- [WHAT IS NEEDED]:
Each line that holds the word "value" counts once; give the total number of such lines and nothing else.

- [MATERIAL PROVIDED]:
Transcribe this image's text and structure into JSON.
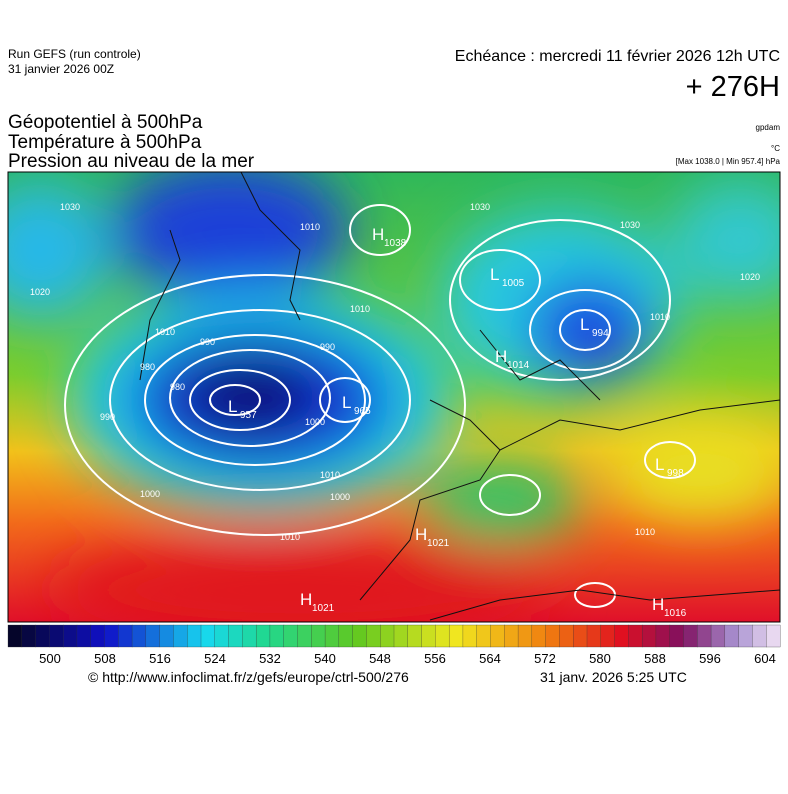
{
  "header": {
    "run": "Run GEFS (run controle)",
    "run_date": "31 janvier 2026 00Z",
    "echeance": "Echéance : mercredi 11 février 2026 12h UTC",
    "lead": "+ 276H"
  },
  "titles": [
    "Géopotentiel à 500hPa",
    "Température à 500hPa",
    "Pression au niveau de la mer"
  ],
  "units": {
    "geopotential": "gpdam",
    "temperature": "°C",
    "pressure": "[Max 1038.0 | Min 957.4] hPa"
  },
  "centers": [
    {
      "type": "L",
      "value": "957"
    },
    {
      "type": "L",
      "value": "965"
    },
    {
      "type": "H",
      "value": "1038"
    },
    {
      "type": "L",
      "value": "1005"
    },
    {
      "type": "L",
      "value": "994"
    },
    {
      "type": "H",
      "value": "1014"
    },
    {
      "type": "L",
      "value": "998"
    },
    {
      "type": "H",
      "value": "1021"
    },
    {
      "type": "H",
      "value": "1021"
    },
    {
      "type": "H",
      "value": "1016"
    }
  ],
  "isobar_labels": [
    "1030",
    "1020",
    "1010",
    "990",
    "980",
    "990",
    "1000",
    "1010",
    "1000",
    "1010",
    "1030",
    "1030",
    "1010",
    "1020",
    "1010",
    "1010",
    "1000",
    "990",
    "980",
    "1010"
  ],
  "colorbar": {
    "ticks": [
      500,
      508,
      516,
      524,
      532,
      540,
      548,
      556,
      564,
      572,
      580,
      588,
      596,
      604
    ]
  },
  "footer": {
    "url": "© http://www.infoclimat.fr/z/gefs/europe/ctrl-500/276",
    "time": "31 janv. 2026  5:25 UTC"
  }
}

- [REPLY]:
10